Copy each entry as it stands, leaving nothing out.

────────────────

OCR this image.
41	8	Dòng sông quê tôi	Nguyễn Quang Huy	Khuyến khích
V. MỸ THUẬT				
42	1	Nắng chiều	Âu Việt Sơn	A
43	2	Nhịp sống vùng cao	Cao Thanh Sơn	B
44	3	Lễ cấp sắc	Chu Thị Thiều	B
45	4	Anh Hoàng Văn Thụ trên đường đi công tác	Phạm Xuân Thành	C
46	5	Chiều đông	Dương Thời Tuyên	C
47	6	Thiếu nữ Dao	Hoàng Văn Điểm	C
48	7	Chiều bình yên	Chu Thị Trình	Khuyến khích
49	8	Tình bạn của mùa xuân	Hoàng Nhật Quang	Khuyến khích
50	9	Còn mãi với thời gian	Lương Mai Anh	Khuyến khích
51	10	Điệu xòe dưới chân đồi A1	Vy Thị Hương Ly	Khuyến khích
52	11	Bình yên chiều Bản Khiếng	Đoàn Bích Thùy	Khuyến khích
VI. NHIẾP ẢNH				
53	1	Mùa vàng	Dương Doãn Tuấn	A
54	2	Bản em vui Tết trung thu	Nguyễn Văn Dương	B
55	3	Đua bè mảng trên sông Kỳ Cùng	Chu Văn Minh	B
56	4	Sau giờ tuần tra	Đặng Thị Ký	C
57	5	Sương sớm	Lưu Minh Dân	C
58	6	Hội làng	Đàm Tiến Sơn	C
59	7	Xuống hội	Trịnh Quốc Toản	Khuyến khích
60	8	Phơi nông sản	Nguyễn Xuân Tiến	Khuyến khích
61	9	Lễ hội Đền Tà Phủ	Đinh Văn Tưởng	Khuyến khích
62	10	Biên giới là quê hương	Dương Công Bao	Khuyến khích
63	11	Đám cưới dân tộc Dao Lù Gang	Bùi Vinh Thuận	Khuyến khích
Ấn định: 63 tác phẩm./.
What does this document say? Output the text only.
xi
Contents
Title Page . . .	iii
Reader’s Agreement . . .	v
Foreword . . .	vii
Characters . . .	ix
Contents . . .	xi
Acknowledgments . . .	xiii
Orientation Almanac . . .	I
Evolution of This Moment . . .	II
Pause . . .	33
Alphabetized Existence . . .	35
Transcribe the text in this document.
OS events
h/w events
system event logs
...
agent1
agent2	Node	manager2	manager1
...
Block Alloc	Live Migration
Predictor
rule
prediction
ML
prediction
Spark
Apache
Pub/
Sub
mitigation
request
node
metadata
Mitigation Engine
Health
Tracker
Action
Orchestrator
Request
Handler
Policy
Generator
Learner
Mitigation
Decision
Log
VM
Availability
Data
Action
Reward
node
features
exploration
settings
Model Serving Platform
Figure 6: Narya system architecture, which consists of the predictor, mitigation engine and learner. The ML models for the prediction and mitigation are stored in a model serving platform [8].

────────────────

Result ->
OCR this image.
41	8	Dòng sông quê tôi	Nguyễn Quang Huy	Khuyến khích
V. MỸ THUẬT				
42	1	Nắng chiều	Âu Việt Sơn	A
43	2	Nhịp sống vùng cao	Cao Thanh Sơn	B
44	3	Lễ cấp sắc	Chu Thị Thiều	B
45	4	Anh Hoàng Văn Thụ trên đường đi công tác	Phạm Xuân Thành	C
46	5	Chiều đông	Dương Thời Tuyên	C
47	6	Thiếu nữ Dao	Hoàng Văn Điểm	C
48	7	Chiều bình yên	Chu Thị Trình	Khuyến khích
49	8	Tình bạn của mùa xuân	Hoàng Nhật Quang	Khuyến khích
50	9	Còn mãi với thời gian	Lương Mai Anh	Khuyến khích
51	10	Điệu xòe dưới chân đồi A1	Vy Thị Hương Ly	Khuyến khích
52	11	Bình yên chiều Bản Khiếng	Đoàn Bích Thùy	Khuyến khích
VI. NHIẾP ẢNH				
53	1	Mùa vàng	Dương Doãn Tuấn	A
54	2	Bản em vui Tết trung thu	Nguyễn Văn Dương	B
55	3	Đua bè mảng trên sông Kỳ Cùng	Chu Văn Minh	B
56	4	Sau giờ tuần tra	Đặng Thị Ký	C
57	5	Sương sớm	Lưu Minh Dân	C
58	6	Hội làng	Đàm Tiến Sơn	C
59	7	Xuống hội	Trịnh Quốc Toản	Khuyến khích
60	8	Phơi nông sản	Nguyễn Xuân Tiến	Khuyến khích
61	9	Lễ hội Đền Tà Phủ	Đinh Văn Tưởng	Khuyến khích
62	10	Biên giới là quê hương	Dương Công Bao	Khuyến khích
63	11	Đám cưới dân tộc Dao Lù Gang	Bùi Vinh Thuận	Khuyến khích
Ấn định: 63 tác phẩm./.
What does this document say? Output the text only.
xi
Contents
Title Page . . .	iii
Reader’s Agreement . . .	v
Foreword . . .	vii
Characters . . .	ix
Contents . . .	xi
Acknowledgments . . .	xiii
Orientation Almanac . . .	I
Evolution of This Moment . . .	II
Pause . . .	33
Alphabetized Existence . . .	35
Transcribe the text in this document.
OS events
h/w events
system event logs
...
agent1
agent2	Node	manager2	manager1
...
Block Alloc	Live Migration
Predictor
rule
prediction
ML
prediction
Spark
Apache
Pub/
Sub
mitigation
request
node
metadata
Mitigation Engine
Health
Tracker
Action
Orchestrator
Request
Handler
Policy
Generator
Learner
Mitigation
Decision
Log
VM
Availability
Data
Action
Reward
node
features
exploration
settings
Model Serving Platform
Figure 6: Narya system architecture, which consists of the predictor, mitigation engine and learner. The ML models for the prediction and mitigation are stored in a model serving platform [8].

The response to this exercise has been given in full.